» Selected excerpt:
Antillean manatees are large herbivorous marine mammals inhabiting the shallow waters of the Atlantic Ocean side of the Americas, Caribbean Sea, and the Gulf of Mexico. In this collaboration, the focal populations are those in Belize and Mexico.
Due to historical exploitation and human impacts such as habitat development and boat traffic, they are endangered throughout their range with small surviving populations.
This project uses a combination of acoustic recordings, drone observations, and GIS analysis to study the behavior and habitat use of manatees throughout the region. Recorders were deployed in the manatees’ critical habitats to understand how they roam these areas during day and night through the detection of their sounds (like squeaks and squeals).
Because recordings were collected 24 hr/day, hundreds to thousands of hours of recordings to analyze manually, which is impractical, and other methods were required to process the data.
Working closely with Dr. Ramos, Deep Voice has developed an AI-based automatic detection tool to detect Manatees acoustic signals, and to define a procedure for rapid processing of large datasets.

» Record excerpts:
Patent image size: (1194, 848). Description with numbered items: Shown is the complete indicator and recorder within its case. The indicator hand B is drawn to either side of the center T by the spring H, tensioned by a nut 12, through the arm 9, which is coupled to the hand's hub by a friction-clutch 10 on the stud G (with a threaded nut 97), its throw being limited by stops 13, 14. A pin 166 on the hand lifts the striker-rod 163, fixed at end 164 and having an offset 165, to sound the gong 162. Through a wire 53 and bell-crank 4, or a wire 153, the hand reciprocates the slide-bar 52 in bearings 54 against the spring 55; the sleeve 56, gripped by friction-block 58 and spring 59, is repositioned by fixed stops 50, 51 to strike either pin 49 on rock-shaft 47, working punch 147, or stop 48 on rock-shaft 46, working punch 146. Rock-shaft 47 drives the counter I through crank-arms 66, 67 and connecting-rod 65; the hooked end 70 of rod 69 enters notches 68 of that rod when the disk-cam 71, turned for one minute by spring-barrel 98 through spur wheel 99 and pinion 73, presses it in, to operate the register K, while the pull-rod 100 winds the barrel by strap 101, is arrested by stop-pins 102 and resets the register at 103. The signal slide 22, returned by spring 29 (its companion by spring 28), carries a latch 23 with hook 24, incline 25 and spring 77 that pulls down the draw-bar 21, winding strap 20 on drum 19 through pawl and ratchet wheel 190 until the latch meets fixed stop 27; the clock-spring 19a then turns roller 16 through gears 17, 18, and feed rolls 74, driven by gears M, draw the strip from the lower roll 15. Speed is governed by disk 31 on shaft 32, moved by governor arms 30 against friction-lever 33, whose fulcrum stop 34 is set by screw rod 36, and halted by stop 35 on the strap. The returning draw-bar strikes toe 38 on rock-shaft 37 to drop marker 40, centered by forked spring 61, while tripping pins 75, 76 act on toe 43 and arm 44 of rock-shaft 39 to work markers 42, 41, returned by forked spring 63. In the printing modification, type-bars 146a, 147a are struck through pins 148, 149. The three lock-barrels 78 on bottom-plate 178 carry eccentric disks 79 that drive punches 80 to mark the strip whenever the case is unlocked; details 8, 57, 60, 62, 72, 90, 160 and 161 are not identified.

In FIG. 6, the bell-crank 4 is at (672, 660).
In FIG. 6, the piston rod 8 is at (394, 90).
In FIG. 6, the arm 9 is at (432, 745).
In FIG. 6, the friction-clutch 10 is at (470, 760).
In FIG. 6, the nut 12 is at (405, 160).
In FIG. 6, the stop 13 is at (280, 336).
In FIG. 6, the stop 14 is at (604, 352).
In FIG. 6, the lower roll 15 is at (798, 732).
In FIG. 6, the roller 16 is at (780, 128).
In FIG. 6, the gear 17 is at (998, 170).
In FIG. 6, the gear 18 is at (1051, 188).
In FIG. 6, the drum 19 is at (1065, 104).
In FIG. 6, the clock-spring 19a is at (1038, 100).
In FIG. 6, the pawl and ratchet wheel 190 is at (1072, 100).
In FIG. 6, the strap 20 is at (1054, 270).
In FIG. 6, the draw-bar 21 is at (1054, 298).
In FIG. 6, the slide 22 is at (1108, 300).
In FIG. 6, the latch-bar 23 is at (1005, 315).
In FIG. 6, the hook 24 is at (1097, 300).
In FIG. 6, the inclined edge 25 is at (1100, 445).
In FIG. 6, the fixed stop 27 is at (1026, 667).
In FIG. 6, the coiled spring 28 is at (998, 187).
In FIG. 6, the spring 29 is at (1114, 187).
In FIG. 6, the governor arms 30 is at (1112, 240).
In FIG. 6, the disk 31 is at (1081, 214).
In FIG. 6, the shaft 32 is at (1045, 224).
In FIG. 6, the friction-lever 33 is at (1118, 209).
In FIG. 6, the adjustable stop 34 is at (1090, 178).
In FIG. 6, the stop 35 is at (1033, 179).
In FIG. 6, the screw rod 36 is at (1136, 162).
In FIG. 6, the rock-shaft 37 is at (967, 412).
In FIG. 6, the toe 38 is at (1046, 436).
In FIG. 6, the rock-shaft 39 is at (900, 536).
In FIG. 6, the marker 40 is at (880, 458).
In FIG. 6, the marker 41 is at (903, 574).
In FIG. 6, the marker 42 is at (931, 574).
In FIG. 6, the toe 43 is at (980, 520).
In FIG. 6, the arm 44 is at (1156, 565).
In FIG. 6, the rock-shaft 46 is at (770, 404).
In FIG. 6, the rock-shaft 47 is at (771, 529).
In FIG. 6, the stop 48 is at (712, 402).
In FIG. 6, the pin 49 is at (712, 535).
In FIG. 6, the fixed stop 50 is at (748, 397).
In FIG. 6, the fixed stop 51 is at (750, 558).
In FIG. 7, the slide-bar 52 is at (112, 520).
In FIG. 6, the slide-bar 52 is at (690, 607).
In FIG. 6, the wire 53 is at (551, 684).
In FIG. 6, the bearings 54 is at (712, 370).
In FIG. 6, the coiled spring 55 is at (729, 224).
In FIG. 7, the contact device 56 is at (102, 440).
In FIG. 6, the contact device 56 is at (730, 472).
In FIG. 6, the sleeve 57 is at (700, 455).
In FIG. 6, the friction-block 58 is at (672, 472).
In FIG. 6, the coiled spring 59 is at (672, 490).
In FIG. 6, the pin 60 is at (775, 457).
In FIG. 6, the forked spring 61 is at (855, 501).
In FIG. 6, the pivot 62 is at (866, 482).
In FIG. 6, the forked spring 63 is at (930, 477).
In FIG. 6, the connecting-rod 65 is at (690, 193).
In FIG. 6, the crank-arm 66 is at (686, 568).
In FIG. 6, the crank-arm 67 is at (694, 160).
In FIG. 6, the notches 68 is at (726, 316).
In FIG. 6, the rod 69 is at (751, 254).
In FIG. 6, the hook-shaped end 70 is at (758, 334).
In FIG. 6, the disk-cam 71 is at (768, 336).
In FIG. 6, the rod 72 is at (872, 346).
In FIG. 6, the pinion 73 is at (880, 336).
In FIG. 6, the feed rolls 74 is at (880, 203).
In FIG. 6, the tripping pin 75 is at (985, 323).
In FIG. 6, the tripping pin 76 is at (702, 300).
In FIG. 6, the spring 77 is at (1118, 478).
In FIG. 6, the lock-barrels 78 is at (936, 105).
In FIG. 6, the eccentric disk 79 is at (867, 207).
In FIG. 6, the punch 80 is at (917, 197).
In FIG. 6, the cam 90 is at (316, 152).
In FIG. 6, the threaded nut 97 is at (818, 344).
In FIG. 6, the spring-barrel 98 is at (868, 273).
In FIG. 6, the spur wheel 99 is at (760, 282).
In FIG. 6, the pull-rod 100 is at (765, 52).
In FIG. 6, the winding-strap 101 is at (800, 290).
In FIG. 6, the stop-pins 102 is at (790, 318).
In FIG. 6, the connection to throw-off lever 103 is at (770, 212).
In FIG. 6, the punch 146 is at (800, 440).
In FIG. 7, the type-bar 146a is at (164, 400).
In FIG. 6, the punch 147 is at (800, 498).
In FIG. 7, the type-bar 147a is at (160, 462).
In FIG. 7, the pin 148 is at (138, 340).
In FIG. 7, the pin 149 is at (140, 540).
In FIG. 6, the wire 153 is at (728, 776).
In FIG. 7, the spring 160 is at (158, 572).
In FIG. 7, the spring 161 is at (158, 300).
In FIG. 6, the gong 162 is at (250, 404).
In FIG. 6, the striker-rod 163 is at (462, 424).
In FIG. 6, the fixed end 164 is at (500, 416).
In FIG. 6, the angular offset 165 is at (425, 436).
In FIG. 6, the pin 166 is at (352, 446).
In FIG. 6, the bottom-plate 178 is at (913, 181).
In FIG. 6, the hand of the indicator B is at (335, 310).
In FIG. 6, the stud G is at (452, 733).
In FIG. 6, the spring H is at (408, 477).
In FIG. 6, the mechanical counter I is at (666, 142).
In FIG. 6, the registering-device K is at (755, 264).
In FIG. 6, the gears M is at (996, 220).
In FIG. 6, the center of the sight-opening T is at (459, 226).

» About this exercise: Set down everything from "Antillean manatees are" down to "small surviving populations." in the manatee text above.

» Task solution:
Antillean manatees are large herbivorous marine mammals inhabiting the shallow waters of the Atlantic Ocean side of the Americas, Caribbean Sea, and the Gulf of Mexico. In this collaboration, the focal populations are those in Belize and Mexico.
Due to historical exploitation and human impacts such as habitat development and boat traffic, they are endangered throughout their range with small surviving populations.